─── Exercise input
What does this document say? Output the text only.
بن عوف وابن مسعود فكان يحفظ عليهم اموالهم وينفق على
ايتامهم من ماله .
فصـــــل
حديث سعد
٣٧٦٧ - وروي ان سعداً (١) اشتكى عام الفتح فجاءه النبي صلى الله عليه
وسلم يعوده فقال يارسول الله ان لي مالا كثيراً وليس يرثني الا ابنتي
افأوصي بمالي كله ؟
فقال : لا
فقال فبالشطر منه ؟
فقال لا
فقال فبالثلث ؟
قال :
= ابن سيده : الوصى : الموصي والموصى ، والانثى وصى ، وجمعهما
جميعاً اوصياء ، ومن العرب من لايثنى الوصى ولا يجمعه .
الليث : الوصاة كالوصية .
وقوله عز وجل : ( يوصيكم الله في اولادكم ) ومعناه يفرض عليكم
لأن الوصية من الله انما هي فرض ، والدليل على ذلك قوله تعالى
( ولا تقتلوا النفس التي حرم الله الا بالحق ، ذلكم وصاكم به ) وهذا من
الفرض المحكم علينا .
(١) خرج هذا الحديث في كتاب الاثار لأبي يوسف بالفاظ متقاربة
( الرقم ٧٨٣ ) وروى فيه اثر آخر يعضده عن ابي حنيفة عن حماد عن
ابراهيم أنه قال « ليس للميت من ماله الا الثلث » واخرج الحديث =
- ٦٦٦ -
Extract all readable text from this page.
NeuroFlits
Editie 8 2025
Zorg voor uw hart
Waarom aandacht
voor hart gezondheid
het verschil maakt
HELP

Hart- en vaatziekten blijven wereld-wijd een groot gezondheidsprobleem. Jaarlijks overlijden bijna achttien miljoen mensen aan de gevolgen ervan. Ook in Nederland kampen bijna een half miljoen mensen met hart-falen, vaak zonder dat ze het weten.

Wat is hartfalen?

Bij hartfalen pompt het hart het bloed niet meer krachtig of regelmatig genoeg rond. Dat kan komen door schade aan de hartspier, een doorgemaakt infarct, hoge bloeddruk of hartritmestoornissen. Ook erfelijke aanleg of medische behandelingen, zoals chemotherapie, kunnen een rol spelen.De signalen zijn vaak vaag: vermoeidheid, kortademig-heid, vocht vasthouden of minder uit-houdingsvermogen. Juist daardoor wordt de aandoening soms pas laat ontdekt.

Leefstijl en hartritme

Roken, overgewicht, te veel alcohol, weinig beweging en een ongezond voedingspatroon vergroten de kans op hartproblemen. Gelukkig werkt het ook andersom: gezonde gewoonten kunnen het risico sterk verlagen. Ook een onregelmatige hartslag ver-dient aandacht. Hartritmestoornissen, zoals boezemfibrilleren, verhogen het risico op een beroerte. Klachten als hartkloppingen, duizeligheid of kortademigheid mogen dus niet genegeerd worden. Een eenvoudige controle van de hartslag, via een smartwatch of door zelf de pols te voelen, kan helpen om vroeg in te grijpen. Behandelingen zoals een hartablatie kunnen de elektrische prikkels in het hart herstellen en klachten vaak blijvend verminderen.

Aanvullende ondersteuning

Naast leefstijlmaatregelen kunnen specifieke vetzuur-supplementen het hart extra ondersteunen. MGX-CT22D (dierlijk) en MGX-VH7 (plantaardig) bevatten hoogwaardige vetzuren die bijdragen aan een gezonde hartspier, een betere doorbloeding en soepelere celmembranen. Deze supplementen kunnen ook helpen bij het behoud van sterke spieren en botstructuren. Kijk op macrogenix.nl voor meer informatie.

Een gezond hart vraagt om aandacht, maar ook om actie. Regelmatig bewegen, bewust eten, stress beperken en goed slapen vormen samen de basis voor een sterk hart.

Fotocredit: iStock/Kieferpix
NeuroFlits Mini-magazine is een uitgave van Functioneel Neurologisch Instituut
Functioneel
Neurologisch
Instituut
──────
__What you need to do__:
Find the word "niet" in the data and show each line that holds it.

__Output of the exercise__:
Bij hartfalen pompt het hart het bloed niet meer krachtig of regelmatig genoeg rond. Dat kan komen door schade aan de hartspier, een doorgemaakt infarct, hoge bloeddruk of hartritmestoornissen. Ook erfelijke aanleg of medische behandelingen, zoals chemotherapie, kunnen een rol spelen.De signalen zijn vaak vaag: vermoeidheid, kortademig-heid, vocht vasthouden of minder uit-houdingsvermogen. Juist daardoor wordt de aandoening soms pas laat ontdekt.
Roken, overgewicht, te veel alcohol, weinig beweging en een ongezond voedingspatroon vergroten de kans op hartproblemen. Gelukkig werkt het ook andersom: gezonde gewoonten kunnen het risico sterk verlagen. Ook een onregelmatige hartslag ver-dient aandacht. Hartritmestoornissen, zoals boezemfibrilleren, verhogen het risico op een beroerte. Klachten als hartkloppingen, duizeligheid of kortademigheid mogen dus niet genegeerd worden. Een eenvoudige controle van de hartslag, via een smartwatch of door zelf de pols te voelen, kan helpen om vroeg in te grijpen. Behandelingen zoals een hartablatie kunnen de elektrische prikkels in het hart herstellen en klachten vaak blijvend verminderen.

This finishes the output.